Data excerpts
[START]
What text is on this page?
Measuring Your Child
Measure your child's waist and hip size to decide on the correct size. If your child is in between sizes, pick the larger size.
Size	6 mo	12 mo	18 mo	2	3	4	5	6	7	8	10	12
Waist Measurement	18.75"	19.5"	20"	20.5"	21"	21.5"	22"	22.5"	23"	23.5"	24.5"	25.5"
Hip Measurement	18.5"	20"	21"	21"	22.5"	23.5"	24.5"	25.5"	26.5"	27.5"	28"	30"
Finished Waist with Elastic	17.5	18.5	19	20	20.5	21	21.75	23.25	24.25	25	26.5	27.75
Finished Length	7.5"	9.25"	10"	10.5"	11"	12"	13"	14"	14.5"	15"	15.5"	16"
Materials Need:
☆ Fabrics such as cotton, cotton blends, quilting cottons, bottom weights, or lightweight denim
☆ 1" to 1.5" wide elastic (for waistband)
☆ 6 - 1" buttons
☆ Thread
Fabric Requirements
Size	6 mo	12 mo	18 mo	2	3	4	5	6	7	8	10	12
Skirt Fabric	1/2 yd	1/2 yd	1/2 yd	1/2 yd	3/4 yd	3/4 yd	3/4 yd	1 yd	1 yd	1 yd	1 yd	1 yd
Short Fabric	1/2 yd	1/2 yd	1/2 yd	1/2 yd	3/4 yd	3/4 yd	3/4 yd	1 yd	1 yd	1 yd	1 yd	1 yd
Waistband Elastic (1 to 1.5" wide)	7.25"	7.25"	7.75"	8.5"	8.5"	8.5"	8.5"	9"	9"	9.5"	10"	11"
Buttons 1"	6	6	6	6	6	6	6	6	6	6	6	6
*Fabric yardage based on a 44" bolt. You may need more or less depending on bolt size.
[END]
## Problem to work on
In the records above, find each line with the word "wide" and copy it.

## Response
☆ 1" to 1.5" wide elastic (for waistband)
Waistband Elastic (1 to 1.5" wide)	7.25"	7.25"	7.75"	8.5"	8.5"	8.5"	8.5"	9"	9"	9.5"	10"	11"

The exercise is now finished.